» SHORT TASK
Determine how many lines include the word "object", then give that number and nothing more.

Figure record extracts
════
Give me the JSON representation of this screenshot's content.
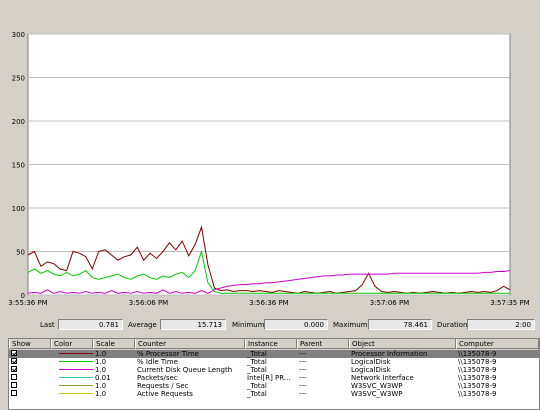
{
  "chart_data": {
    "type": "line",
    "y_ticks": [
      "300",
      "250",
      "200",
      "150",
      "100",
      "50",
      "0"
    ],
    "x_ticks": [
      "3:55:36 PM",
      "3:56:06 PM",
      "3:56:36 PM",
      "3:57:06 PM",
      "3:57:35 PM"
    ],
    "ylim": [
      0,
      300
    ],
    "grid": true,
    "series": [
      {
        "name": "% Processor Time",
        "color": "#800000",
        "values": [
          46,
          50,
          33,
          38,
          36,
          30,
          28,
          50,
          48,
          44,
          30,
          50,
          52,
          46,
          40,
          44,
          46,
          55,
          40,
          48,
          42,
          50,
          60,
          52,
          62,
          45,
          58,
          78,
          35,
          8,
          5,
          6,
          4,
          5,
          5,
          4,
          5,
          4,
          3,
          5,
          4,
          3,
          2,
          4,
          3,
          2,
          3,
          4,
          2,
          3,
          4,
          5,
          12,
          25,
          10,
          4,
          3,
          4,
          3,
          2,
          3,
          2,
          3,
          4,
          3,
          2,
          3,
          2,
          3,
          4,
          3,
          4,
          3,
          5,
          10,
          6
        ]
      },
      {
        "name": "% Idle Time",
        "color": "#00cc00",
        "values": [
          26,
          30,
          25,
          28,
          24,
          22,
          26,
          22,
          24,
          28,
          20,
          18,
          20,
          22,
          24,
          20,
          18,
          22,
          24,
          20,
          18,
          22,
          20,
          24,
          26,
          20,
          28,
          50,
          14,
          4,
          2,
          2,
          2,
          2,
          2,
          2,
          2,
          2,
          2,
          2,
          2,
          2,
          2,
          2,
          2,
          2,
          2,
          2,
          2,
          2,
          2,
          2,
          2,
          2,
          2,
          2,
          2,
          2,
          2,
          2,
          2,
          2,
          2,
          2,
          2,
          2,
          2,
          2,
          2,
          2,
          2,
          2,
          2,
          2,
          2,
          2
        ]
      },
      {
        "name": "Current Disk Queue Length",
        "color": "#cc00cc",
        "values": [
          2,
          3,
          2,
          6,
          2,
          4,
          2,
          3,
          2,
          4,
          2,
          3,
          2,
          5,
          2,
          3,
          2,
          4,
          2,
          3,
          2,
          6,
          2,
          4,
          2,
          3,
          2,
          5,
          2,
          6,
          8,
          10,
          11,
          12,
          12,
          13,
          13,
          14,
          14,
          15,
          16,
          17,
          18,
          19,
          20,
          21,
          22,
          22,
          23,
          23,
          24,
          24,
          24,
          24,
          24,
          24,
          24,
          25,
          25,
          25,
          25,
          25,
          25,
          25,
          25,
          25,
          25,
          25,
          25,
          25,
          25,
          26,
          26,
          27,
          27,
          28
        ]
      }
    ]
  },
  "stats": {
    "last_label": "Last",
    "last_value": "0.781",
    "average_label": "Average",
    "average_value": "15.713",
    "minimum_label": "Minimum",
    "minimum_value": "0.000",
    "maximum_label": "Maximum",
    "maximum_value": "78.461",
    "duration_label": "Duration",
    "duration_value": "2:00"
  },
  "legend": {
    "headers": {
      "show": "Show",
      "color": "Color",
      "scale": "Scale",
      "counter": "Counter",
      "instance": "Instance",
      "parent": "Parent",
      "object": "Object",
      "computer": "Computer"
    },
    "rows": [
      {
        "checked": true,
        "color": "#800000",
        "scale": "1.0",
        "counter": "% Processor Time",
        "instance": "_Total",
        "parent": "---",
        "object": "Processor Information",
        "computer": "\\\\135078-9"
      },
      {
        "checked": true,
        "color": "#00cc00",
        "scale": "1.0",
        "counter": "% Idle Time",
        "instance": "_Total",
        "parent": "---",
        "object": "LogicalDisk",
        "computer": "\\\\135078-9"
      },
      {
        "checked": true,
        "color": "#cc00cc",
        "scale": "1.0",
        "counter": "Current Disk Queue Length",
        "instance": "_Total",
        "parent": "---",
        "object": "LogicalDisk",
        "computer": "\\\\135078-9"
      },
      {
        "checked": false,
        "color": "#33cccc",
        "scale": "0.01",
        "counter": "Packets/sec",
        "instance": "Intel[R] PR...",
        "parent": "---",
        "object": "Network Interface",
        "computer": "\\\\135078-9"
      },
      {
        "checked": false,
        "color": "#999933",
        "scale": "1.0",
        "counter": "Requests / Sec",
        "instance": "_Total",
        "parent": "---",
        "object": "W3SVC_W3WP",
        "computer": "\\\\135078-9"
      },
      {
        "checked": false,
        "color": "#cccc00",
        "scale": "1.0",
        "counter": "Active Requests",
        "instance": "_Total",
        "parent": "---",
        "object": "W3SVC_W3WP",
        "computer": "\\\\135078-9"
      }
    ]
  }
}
════
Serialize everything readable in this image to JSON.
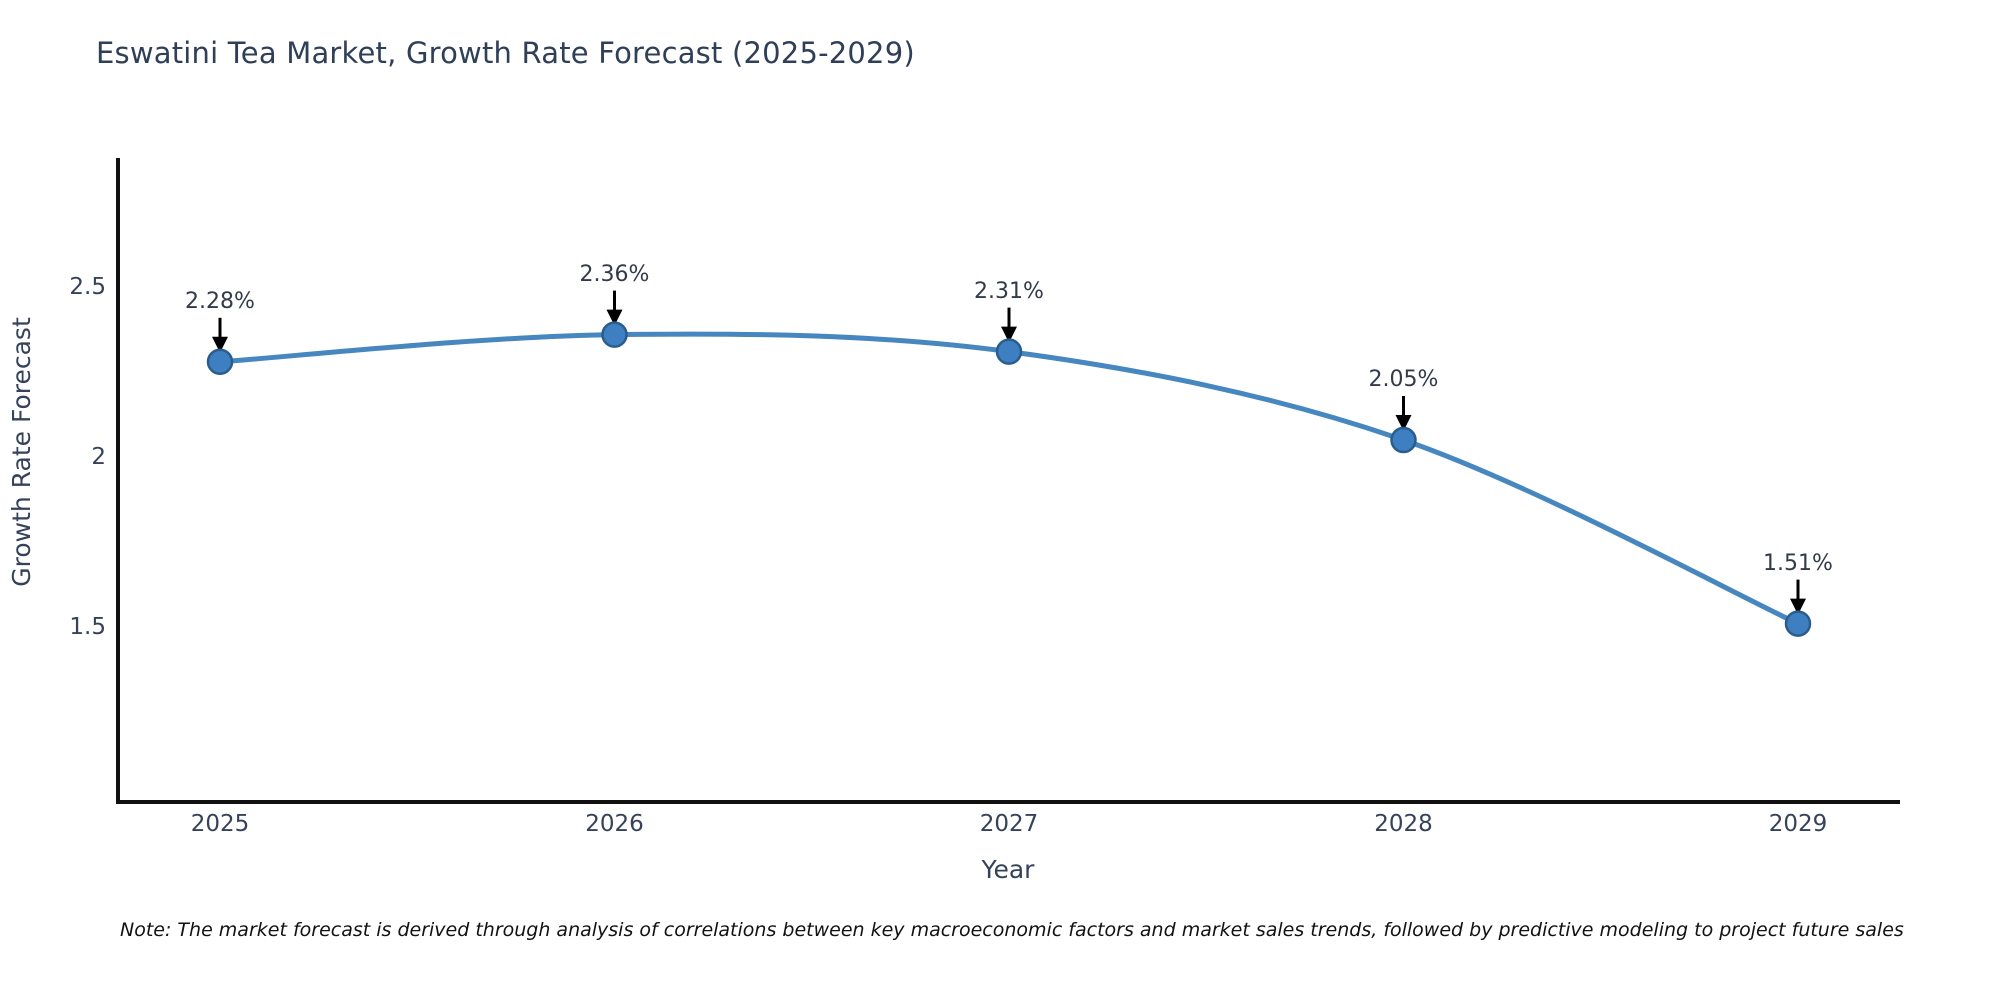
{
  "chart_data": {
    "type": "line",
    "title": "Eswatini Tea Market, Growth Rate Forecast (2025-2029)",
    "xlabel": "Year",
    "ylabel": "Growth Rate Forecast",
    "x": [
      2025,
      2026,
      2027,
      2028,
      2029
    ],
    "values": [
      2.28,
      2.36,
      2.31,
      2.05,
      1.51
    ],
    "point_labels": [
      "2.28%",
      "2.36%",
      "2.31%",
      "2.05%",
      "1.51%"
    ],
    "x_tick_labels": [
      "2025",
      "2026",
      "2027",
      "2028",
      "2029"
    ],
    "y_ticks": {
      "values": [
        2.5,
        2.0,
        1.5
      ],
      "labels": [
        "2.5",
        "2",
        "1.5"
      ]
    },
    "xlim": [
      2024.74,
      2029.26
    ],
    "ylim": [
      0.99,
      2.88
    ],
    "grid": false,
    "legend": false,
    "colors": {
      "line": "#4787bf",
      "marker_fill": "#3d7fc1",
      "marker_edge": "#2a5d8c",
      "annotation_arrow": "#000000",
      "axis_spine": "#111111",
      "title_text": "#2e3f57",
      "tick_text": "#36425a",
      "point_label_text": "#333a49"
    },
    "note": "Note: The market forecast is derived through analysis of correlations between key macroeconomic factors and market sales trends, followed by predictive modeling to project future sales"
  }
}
════
» RESPONSE TO THE TASK
7